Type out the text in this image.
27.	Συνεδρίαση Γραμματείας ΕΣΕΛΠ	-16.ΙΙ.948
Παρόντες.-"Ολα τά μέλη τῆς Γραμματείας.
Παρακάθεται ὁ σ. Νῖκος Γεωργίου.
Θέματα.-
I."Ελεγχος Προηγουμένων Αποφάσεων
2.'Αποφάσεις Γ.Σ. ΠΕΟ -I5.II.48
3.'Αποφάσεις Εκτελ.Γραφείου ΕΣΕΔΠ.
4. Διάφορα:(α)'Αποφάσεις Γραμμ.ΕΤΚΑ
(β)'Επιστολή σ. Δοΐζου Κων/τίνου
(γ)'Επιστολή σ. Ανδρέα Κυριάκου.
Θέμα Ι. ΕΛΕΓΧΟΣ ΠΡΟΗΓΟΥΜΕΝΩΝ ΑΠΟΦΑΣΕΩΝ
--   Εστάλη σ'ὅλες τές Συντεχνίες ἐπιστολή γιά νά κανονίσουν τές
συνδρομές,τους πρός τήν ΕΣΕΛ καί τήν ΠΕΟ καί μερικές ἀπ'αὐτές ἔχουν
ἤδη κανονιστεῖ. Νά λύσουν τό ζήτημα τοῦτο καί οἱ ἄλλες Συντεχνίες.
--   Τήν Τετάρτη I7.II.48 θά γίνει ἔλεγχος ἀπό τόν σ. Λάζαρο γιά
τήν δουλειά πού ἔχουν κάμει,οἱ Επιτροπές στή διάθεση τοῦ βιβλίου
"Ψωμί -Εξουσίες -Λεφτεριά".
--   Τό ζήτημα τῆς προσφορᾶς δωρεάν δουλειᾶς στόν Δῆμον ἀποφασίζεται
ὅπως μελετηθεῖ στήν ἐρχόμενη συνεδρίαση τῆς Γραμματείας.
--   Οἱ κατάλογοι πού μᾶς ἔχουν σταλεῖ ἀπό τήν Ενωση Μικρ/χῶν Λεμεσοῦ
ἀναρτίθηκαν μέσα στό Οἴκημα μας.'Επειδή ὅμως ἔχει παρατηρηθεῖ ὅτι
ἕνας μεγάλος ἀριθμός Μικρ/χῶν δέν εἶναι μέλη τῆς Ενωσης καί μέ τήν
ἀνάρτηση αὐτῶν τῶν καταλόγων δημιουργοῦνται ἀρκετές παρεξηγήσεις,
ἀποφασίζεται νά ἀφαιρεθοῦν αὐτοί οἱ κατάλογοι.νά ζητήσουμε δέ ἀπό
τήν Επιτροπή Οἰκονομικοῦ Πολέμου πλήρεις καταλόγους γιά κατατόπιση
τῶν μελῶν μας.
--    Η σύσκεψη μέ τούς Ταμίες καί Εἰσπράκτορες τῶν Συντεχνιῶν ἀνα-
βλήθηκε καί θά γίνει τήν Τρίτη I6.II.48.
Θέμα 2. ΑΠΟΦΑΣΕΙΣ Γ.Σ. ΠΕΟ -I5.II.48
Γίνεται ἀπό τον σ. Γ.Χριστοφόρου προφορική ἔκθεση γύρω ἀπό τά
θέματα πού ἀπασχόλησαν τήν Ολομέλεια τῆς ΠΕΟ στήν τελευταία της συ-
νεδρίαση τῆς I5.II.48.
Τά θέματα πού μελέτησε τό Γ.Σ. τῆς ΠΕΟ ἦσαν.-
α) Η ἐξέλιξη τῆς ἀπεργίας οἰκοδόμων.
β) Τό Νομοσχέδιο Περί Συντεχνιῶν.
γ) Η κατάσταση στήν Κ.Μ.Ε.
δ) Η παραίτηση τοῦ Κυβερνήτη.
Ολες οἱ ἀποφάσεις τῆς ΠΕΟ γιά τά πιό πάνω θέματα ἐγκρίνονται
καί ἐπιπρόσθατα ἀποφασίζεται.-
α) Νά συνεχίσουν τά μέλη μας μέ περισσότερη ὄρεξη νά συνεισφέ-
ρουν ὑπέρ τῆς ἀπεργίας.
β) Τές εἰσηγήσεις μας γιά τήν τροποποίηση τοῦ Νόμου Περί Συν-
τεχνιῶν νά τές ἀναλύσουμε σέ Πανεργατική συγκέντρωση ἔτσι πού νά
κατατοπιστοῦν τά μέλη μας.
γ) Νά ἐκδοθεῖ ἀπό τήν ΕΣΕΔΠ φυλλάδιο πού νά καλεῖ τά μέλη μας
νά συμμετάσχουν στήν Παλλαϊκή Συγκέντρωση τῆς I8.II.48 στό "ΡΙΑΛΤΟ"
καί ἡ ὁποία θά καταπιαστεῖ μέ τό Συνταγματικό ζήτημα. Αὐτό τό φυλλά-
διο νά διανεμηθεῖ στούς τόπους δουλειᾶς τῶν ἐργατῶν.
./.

→ **SHORT TASK**
Go through the listing above and pull out each line containing the word "Μικρ".

→ **ANSWER FOR THE TASK**
--   Οἱ κατάλογοι πού μᾶς ἔχουν σταλεῖ ἀπό τήν Ενωση Μικρ/χῶν Λεμεσοῦ
ἕνας μεγάλος ἀριθμός Μικρ/χῶν δέν εἶναι μέλη τῆς Ενωσης καί μέ τήν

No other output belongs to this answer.